Aim. Omit every picture and write out the rest of the records exactly.

(Collected data)
==========

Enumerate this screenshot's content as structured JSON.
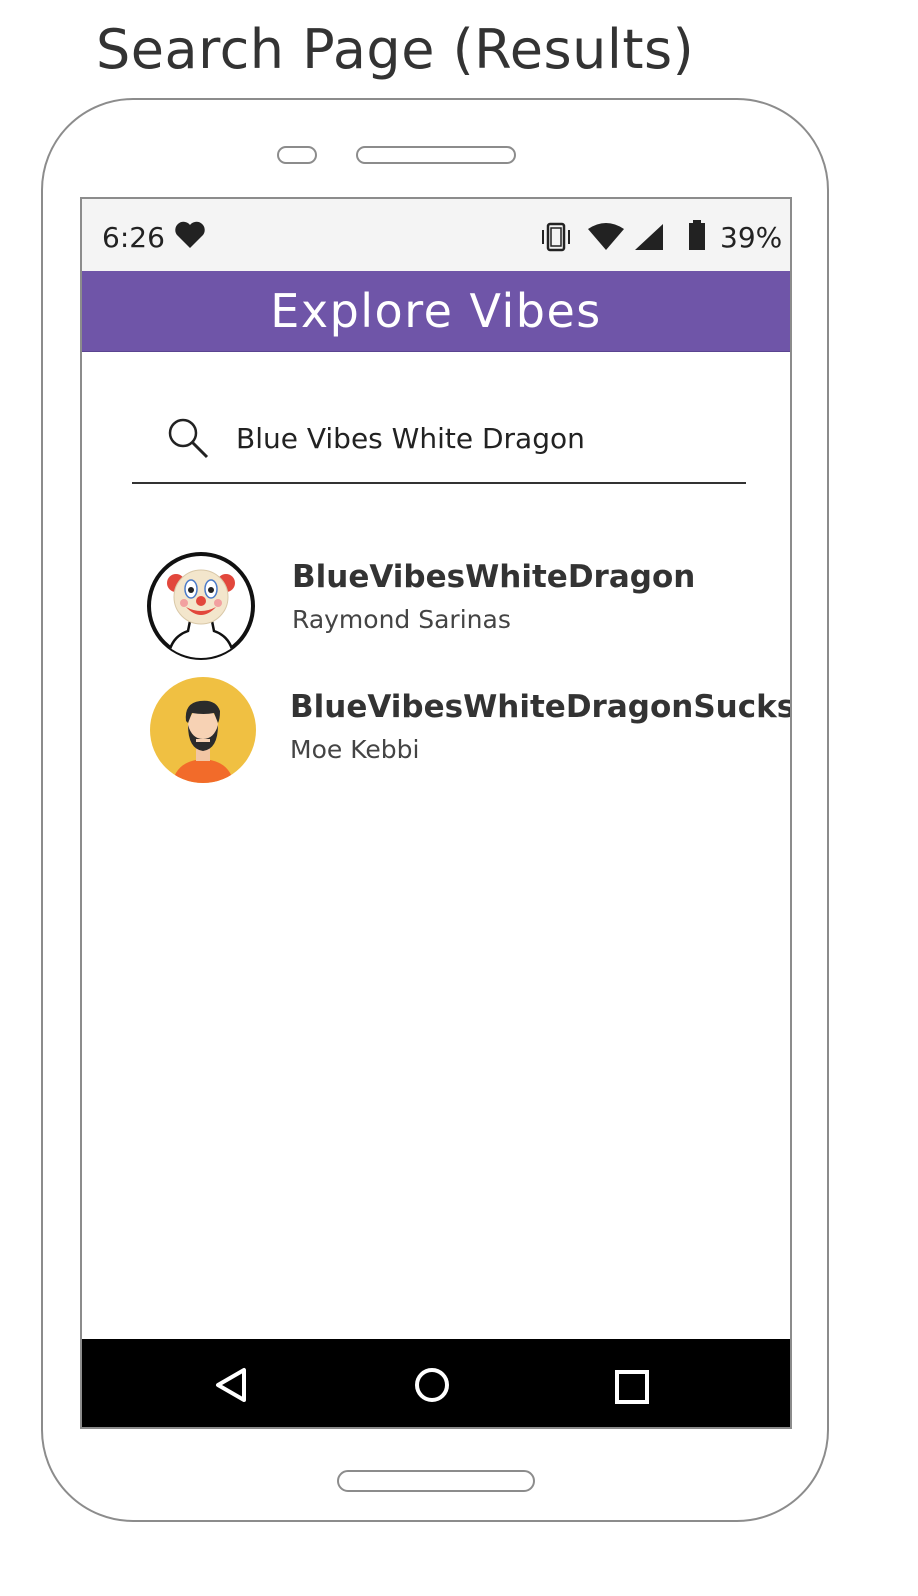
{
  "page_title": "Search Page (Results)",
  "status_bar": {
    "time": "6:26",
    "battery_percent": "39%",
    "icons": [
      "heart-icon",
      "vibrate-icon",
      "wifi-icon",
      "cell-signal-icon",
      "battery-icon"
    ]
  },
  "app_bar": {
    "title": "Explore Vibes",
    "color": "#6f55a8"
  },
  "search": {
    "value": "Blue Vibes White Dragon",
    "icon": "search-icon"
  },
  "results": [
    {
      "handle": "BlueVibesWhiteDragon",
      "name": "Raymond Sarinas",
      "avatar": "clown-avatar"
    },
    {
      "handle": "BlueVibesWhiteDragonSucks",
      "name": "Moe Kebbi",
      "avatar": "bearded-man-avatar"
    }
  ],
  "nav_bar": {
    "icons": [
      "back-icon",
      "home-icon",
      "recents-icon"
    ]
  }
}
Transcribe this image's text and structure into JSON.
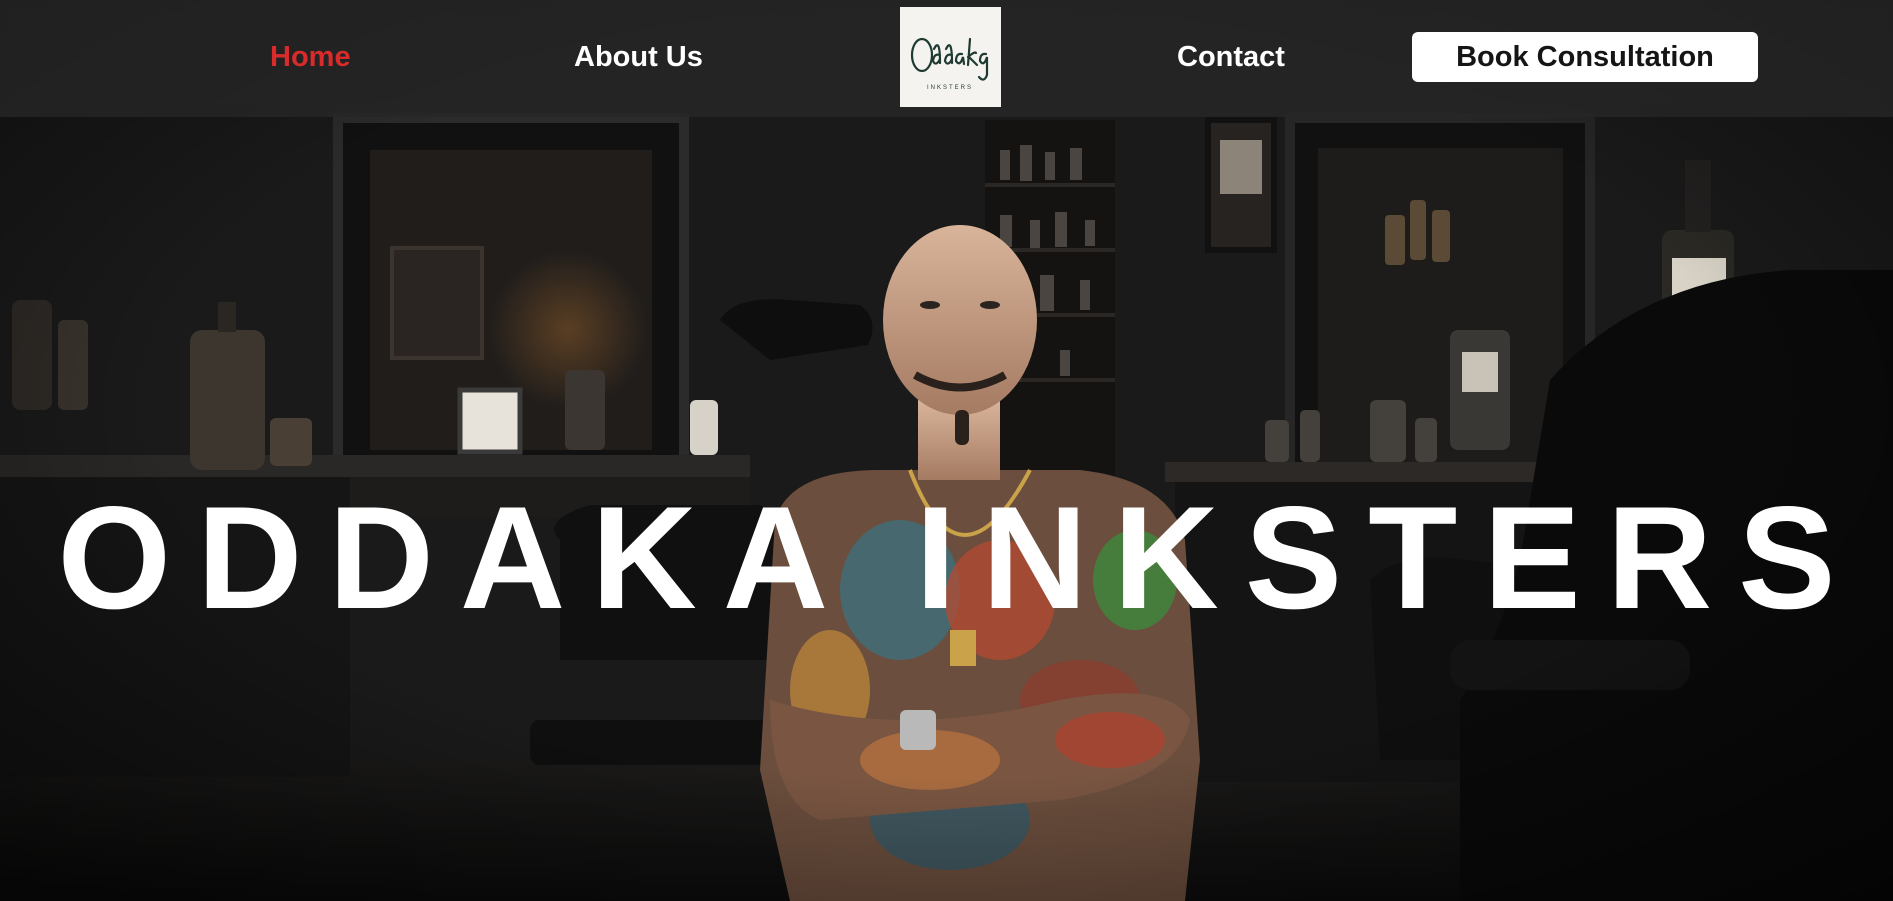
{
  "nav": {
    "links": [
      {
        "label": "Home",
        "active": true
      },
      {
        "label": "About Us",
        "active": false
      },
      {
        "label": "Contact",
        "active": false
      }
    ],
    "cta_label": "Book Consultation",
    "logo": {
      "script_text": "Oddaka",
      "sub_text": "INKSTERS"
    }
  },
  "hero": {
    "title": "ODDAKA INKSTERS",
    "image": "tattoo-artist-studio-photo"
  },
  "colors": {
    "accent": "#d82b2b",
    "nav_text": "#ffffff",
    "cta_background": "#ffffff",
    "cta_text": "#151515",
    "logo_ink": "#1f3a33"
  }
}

==========

Exercise answer.
Enumerate this screenshot's content as structured JSON.
{
  "page_title": "Search Page (Results)",
  "status_bar": {
    "time": "6:26",
    "battery_percent": "39%",
    "icons": [
      "heart-icon",
      "vibrate-icon",
      "wifi-icon",
      "cell-signal-icon",
      "battery-icon"
    ]
  },
  "app_bar": {
    "title": "Explore Vibes",
    "color": "#6f55a8"
  },
  "search": {
    "value": "Blue Vibes White Dragon",
    "icon": "search-icon"
  },
  "results": [
    {
      "handle": "BlueVibesWhiteDragon",
      "name": "Raymond Sarinas",
      "avatar": "clown-avatar"
    },
    {
      "handle": "BlueVibesWhiteDragonSucks",
      "name": "Moe Kebbi",
      "avatar": "bearded-man-avatar"
    }
  ],
  "nav_bar": {
    "icons": [
      "back-icon",
      "home-icon",
      "recents-icon"
    ]
  }
}
Transcribe this image's text and structure into JSON.
{
  "nav": {
    "links": [
      {
        "label": "Home",
        "active": true
      },
      {
        "label": "About Us",
        "active": false
      },
      {
        "label": "Contact",
        "active": false
      }
    ],
    "cta_label": "Book Consultation",
    "logo": {
      "script_text": "Oddaka",
      "sub_text": "INKSTERS"
    }
  },
  "hero": {
    "title": "ODDAKA INKSTERS",
    "image": "tattoo-artist-studio-photo"
  },
  "colors": {
    "accent": "#d82b2b",
    "nav_text": "#ffffff",
    "cta_background": "#ffffff",
    "cta_text": "#151515",
    "logo_ink": "#1f3a33"
  }
}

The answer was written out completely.